[Exercise directions] Take down each entry exactly as written.

start

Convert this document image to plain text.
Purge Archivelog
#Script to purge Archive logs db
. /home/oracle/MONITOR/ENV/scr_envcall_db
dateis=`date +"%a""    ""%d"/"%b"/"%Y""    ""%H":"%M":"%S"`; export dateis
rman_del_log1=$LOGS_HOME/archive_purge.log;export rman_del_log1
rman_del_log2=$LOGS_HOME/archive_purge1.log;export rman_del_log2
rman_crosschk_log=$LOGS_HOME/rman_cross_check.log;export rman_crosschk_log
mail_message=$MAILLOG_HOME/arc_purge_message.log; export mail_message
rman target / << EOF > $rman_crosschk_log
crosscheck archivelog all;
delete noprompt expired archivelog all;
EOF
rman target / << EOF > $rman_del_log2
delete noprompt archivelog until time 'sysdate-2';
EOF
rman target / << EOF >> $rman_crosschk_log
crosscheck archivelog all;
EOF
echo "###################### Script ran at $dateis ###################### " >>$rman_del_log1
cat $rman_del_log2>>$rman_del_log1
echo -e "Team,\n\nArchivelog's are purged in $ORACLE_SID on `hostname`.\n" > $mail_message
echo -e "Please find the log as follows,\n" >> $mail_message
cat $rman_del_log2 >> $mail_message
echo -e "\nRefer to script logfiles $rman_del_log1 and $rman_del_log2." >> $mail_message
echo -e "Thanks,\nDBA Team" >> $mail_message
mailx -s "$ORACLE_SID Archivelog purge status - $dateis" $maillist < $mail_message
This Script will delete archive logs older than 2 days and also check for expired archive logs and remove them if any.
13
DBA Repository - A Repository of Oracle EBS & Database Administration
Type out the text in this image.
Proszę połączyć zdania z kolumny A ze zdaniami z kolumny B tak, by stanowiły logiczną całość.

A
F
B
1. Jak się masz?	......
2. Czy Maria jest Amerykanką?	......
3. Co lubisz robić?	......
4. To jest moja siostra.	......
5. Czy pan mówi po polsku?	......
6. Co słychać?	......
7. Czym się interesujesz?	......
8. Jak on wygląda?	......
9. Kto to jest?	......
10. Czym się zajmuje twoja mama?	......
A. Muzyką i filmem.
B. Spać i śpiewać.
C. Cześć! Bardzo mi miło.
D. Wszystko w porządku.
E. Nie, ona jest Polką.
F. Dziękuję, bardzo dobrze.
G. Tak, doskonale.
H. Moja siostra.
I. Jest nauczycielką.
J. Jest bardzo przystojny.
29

end

[Full answer]
Convert this document image to plain text.
Purge Archivelog
#Script to purge Archive logs db
. /home/oracle/MONITOR/ENV/scr_envcall_db
dateis=`date +"%a""    ""%d"/"%b"/"%Y""    ""%H":"%M":"%S"`; export dateis
rman_del_log1=$LOGS_HOME/archive_purge.log;export rman_del_log1
rman_del_log2=$LOGS_HOME/archive_purge1.log;export rman_del_log2
rman_crosschk_log=$LOGS_HOME/rman_cross_check.log;export rman_crosschk_log
mail_message=$MAILLOG_HOME/arc_purge_message.log; export mail_message
rman target / << EOF > $rman_crosschk_log
crosscheck archivelog all;
delete noprompt expired archivelog all;
EOF
rman target / << EOF > $rman_del_log2
delete noprompt archivelog until time 'sysdate-2';
EOF
rman target / << EOF >> $rman_crosschk_log
crosscheck archivelog all;
EOF
echo "###################### Script ran at $dateis ###################### " >>$rman_del_log1
cat $rman_del_log2>>$rman_del_log1
echo -e "Team,\n\nArchivelog's are purged in $ORACLE_SID on `hostname`.\n" > $mail_message
echo -e "Please find the log as follows,\n" >> $mail_message
cat $rman_del_log2 >> $mail_message
echo -e "\nRefer to script logfiles $rman_del_log1 and $rman_del_log2." >> $mail_message
echo -e "Thanks,\nDBA Team" >> $mail_message
mailx -s "$ORACLE_SID Archivelog purge status - $dateis" $maillist < $mail_message
This Script will delete archive logs older than 2 days and also check for expired archive logs and remove them if any.
13
DBA Repository - A Repository of Oracle EBS & Database Administration
Type out the text in this image.
Proszę połączyć zdania z kolumny A ze zdaniami z kolumny B tak, by stanowiły logiczną całość.

A
F
B
1. Jak się masz?	......
2. Czy Maria jest Amerykanką?	......
3. Co lubisz robić?	......
4. To jest moja siostra.	......
5. Czy pan mówi po polsku?	......
6. Co słychać?	......
7. Czym się interesujesz?	......
8. Jak on wygląda?	......
9. Kto to jest?	......
10. Czym się zajmuje twoja mama?	......
A. Muzyką i filmem.
B. Spać i śpiewać.
C. Cześć! Bardzo mi miło.
D. Wszystko w porządku.
E. Nie, ona jest Polką.
F. Dziękuję, bardzo dobrze.
G. Tak, doskonale.
H. Moja siostra.
I. Jest nauczycielką.
J. Jest bardzo przystojny.
29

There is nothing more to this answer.